**INPUT**
========================================

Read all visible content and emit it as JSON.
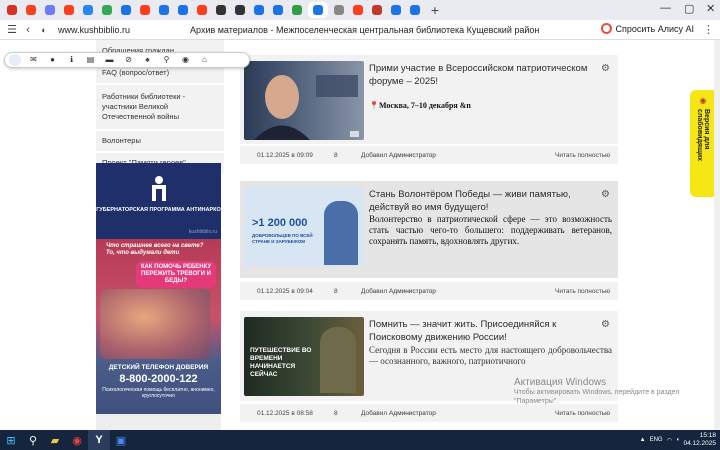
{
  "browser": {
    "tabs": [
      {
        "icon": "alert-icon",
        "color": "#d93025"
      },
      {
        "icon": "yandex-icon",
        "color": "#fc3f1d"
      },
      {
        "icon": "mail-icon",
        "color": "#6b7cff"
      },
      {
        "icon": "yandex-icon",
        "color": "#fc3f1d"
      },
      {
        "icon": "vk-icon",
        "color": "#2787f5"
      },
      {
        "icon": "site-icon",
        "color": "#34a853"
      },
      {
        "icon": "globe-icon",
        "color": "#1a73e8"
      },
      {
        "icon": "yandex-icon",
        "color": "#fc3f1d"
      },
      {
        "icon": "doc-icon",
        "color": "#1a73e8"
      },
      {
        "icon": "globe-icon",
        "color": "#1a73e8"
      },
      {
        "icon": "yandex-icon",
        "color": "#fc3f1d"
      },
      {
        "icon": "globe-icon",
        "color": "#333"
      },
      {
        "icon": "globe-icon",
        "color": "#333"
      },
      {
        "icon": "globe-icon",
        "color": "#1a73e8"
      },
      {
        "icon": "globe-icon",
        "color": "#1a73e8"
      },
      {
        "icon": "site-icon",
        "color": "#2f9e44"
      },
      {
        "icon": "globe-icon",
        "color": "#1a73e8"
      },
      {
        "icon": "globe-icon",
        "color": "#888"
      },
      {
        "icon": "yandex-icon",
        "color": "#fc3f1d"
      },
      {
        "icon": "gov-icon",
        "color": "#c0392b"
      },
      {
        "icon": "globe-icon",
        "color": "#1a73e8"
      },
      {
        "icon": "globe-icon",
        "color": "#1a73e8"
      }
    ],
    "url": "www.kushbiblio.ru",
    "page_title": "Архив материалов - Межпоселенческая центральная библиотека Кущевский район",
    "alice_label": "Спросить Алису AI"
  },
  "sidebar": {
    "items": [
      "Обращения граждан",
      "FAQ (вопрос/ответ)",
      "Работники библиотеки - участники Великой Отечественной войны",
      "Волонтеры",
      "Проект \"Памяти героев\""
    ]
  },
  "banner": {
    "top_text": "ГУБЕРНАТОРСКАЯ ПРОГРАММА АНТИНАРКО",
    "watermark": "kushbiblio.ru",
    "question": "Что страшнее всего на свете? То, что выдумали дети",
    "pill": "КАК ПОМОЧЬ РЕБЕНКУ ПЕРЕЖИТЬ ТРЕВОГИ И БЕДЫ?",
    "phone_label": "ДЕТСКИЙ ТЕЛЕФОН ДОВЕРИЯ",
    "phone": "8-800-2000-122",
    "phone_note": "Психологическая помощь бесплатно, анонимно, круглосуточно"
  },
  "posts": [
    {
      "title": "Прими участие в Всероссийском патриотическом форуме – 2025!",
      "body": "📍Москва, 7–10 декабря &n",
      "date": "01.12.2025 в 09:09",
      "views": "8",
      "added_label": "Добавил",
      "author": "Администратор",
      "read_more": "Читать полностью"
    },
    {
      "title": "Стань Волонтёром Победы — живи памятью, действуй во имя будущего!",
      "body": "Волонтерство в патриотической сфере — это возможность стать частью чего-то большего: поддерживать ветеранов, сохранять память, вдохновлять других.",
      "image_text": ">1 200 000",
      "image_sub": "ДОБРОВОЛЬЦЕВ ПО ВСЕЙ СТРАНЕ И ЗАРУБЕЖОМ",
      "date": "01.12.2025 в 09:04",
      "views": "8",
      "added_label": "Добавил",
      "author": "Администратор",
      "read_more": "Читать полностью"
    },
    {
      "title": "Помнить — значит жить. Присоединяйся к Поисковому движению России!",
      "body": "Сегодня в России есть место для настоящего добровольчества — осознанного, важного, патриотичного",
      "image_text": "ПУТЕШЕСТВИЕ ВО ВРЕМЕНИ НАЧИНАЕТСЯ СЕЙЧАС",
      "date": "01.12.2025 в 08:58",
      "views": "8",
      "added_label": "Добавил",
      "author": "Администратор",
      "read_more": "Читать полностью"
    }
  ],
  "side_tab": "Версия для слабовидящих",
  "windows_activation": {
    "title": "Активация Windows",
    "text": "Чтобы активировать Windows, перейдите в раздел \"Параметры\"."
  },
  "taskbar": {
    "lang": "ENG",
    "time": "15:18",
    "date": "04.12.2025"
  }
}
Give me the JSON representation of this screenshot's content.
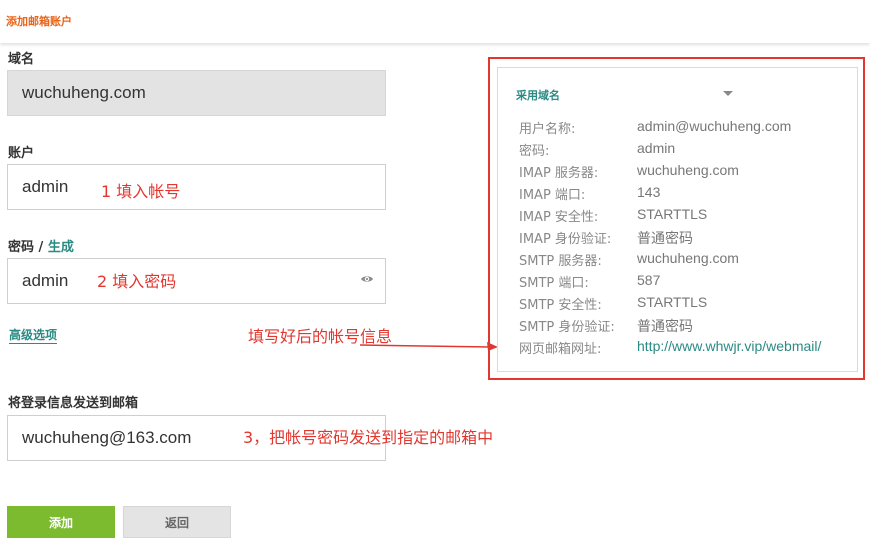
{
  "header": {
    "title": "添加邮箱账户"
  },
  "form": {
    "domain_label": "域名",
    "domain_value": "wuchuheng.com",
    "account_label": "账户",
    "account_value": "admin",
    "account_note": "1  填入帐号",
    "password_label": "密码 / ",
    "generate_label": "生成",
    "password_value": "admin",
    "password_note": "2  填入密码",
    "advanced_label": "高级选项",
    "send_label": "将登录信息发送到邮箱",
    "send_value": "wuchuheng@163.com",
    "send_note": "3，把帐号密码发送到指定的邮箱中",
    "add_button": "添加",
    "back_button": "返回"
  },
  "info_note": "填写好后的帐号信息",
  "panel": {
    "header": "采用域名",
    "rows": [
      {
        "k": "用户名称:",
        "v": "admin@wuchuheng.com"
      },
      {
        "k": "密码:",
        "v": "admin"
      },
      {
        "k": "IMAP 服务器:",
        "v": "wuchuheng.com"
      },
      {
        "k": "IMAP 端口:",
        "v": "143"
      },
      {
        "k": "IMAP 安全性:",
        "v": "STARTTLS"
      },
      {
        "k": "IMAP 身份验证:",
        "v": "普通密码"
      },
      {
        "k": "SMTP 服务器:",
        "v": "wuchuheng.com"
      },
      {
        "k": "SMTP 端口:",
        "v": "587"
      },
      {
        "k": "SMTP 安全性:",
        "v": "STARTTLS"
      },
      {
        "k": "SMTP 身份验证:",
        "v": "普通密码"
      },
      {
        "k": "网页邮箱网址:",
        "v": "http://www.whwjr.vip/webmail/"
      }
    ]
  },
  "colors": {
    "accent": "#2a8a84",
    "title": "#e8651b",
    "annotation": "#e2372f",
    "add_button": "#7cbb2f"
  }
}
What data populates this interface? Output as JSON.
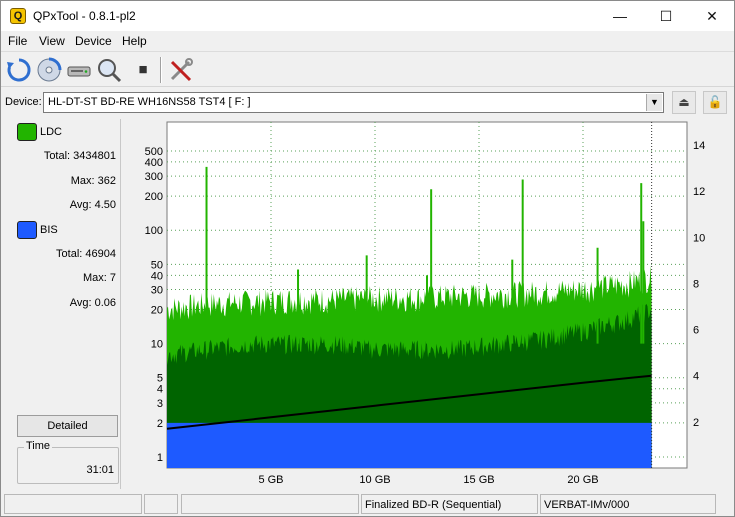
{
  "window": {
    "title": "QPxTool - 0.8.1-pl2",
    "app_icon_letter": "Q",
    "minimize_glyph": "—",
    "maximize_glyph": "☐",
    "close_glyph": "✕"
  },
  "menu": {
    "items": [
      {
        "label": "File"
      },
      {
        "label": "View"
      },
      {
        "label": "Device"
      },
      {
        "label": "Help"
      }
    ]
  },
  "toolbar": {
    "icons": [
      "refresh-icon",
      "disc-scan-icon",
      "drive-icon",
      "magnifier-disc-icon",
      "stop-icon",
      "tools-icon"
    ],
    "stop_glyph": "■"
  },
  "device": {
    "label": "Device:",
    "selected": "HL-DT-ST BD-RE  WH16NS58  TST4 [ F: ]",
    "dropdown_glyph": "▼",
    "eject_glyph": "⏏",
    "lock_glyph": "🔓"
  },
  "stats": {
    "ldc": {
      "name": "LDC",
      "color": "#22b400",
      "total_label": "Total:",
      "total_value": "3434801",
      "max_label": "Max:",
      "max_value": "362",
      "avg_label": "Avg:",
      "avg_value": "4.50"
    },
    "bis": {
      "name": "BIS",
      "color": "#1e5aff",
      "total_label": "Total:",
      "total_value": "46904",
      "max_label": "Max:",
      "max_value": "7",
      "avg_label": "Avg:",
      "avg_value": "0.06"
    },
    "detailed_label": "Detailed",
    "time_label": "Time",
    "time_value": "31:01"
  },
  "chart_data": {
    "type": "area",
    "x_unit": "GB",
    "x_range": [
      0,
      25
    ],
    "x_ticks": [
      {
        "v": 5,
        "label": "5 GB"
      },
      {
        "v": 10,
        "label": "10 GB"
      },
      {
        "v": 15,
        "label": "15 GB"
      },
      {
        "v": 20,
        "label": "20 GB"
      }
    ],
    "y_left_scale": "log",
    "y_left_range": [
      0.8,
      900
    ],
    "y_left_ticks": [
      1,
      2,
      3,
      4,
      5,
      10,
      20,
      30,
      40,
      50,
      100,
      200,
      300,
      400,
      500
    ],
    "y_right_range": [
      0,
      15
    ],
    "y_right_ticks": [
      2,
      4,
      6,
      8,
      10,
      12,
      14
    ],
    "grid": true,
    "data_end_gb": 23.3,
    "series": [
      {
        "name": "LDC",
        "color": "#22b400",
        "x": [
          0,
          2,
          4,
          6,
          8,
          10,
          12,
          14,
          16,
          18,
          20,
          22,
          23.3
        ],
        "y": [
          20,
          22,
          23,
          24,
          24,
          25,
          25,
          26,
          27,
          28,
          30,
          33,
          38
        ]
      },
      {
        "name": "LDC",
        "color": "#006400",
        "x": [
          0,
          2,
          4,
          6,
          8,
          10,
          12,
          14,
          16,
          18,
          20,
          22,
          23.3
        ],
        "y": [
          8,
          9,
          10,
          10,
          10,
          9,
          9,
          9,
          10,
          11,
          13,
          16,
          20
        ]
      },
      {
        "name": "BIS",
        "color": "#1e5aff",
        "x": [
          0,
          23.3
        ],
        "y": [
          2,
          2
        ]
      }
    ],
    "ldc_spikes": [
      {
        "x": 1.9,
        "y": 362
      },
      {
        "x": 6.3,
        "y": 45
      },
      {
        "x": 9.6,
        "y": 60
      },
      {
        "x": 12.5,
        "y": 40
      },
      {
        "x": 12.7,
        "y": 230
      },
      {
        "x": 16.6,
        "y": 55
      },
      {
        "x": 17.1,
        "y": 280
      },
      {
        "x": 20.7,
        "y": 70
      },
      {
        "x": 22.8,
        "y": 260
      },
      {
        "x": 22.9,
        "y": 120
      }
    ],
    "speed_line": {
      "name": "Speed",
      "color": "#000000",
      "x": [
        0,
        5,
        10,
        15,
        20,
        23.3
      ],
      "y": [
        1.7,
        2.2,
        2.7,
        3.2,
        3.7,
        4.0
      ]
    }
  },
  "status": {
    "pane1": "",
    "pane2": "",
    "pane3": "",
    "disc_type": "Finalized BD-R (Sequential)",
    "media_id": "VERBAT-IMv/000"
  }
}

========================================

**DIRECTION**
Show all lines in the entries above where the string "body" appears.

**OUTPUT FOR THIS TASK**
      "body": "📍Москва, 7–10 декабря &n",
      "body": "Волонтерство в патриотической сфере — это возможность стать частью чего-то большего: поддерживать ветеранов, сохранять память, вдохновлять других.",
      "body": "Сегодня в России есть место для настоящего добровольчества — осознанного, важного, патриотичного",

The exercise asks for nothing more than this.